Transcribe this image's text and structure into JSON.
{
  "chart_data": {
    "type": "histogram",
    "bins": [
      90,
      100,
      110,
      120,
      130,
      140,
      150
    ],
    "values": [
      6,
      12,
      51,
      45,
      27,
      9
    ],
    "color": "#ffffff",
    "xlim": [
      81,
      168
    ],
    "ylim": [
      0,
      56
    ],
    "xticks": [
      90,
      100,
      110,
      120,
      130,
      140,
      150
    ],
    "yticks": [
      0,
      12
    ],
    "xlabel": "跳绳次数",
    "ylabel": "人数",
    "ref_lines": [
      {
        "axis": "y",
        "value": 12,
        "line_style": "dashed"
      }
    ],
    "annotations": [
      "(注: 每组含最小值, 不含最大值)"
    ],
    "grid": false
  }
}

**WHAT THE TASK ASKS:** Go back to the listing above and please repeat it exactly.

**FINAL RESULT:**
Transcribe this image's text and structure into JSON.
{
  "chart_data": {
    "type": "histogram",
    "bins": [
      90,
      100,
      110,
      120,
      130,
      140,
      150
    ],
    "values": [
      6,
      12,
      51,
      45,
      27,
      9
    ],
    "color": "#ffffff",
    "xlim": [
      81,
      168
    ],
    "ylim": [
      0,
      56
    ],
    "xticks": [
      90,
      100,
      110,
      120,
      130,
      140,
      150
    ],
    "yticks": [
      0,
      12
    ],
    "xlabel": "跳绳次数",
    "ylabel": "人数",
    "ref_lines": [
      {
        "axis": "y",
        "value": 12,
        "line_style": "dashed"
      }
    ],
    "annotations": [
      "(注: 每组含最小值, 不含最大值)"
    ],
    "grid": false
  }
}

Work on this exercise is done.